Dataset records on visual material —
──────────────────────────────

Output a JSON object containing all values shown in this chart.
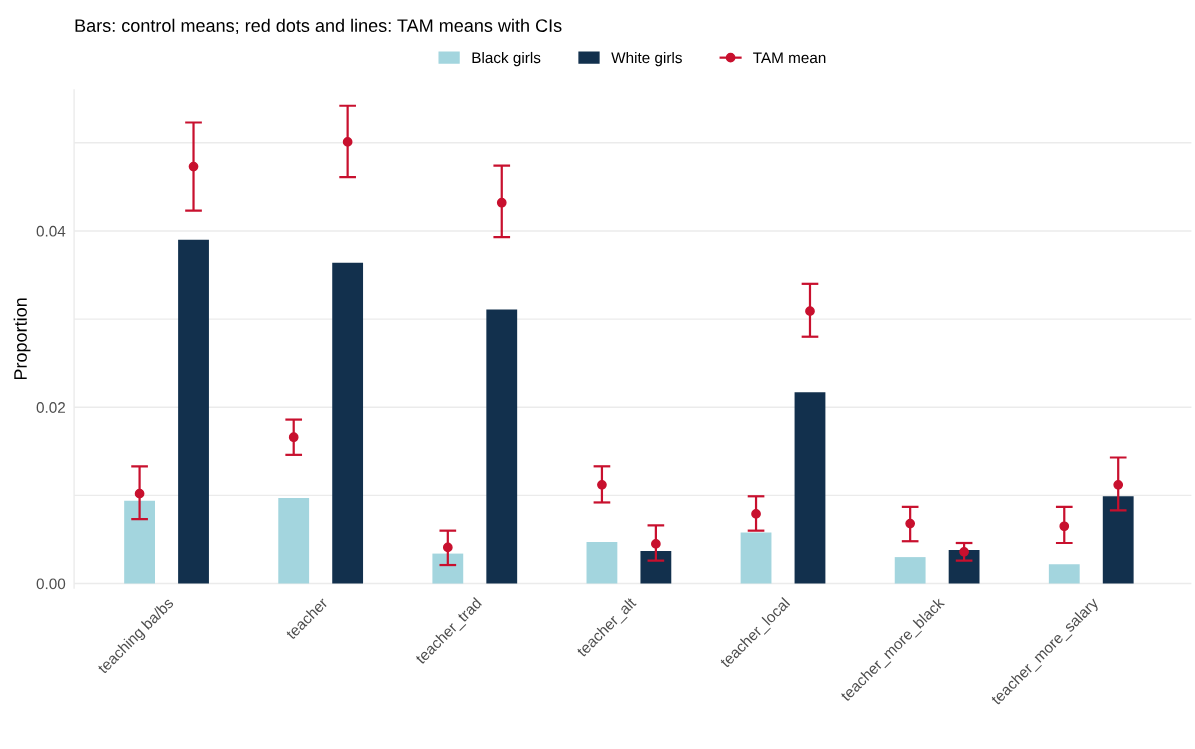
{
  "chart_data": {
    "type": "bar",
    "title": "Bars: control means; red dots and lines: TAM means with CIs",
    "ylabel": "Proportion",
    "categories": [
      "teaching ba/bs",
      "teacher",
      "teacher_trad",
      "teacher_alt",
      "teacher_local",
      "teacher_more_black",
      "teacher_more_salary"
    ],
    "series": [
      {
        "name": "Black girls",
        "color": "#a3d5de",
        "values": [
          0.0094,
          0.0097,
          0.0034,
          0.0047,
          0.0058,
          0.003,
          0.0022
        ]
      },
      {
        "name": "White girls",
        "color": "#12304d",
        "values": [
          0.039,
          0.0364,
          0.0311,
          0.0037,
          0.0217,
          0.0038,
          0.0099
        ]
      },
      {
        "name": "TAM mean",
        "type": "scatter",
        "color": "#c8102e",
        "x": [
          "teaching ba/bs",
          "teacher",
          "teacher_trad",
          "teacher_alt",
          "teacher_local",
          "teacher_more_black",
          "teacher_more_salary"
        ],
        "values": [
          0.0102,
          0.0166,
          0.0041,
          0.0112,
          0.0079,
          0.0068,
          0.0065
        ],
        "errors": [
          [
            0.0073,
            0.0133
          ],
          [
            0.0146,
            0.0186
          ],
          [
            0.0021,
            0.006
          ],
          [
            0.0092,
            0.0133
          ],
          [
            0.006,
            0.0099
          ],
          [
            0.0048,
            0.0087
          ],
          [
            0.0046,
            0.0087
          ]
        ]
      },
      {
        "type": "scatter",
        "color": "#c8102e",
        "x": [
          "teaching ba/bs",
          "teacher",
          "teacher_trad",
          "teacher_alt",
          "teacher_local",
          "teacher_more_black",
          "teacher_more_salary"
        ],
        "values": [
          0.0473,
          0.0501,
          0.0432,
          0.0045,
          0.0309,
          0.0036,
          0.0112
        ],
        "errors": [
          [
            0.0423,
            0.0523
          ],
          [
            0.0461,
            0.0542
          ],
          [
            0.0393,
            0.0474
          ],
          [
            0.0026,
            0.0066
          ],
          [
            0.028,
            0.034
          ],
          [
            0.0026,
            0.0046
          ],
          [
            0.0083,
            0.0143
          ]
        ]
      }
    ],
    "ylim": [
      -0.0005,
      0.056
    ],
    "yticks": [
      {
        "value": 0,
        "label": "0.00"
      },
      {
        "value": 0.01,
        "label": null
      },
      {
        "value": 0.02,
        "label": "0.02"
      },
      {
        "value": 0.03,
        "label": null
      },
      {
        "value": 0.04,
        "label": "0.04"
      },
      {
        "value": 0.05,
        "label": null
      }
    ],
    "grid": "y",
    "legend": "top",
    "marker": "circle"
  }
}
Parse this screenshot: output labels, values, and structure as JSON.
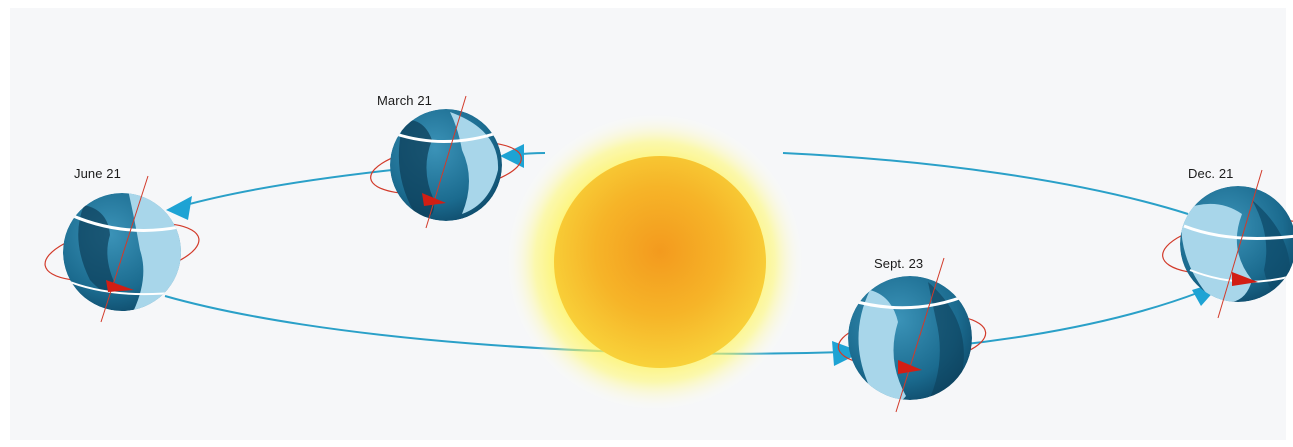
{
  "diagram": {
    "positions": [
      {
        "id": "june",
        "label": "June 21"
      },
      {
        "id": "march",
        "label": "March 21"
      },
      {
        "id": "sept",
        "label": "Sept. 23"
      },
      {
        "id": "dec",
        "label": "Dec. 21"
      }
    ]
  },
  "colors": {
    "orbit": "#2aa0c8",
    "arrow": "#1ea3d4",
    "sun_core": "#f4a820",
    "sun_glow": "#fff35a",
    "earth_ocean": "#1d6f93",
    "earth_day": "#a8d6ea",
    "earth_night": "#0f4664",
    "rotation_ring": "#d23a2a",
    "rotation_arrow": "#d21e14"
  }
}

──────────────────────────────

Reproduce the lines of the listing exactly, starting at the one that contains "Parse this screenshot: output" and continuing through the final line, but leave out the pictures.

Task answer —
Parse this screenshot: output labels, values, and structure as JSON.
{
  "diagram": {
    "positions": [
      {
        "id": "june",
        "label": "June 21"
      },
      {
        "id": "march",
        "label": "March 21"
      },
      {
        "id": "sept",
        "label": "Sept. 23"
      },
      {
        "id": "dec",
        "label": "Dec. 21"
      }
    ]
  },
  "colors": {
    "orbit": "#2aa0c8",
    "arrow": "#1ea3d4",
    "sun_core": "#f4a820",
    "sun_glow": "#fff35a",
    "earth_ocean": "#1d6f93",
    "earth_day": "#a8d6ea",
    "earth_night": "#0f4664",
    "rotation_ring": "#d23a2a",
    "rotation_arrow": "#d21e14"
  }
}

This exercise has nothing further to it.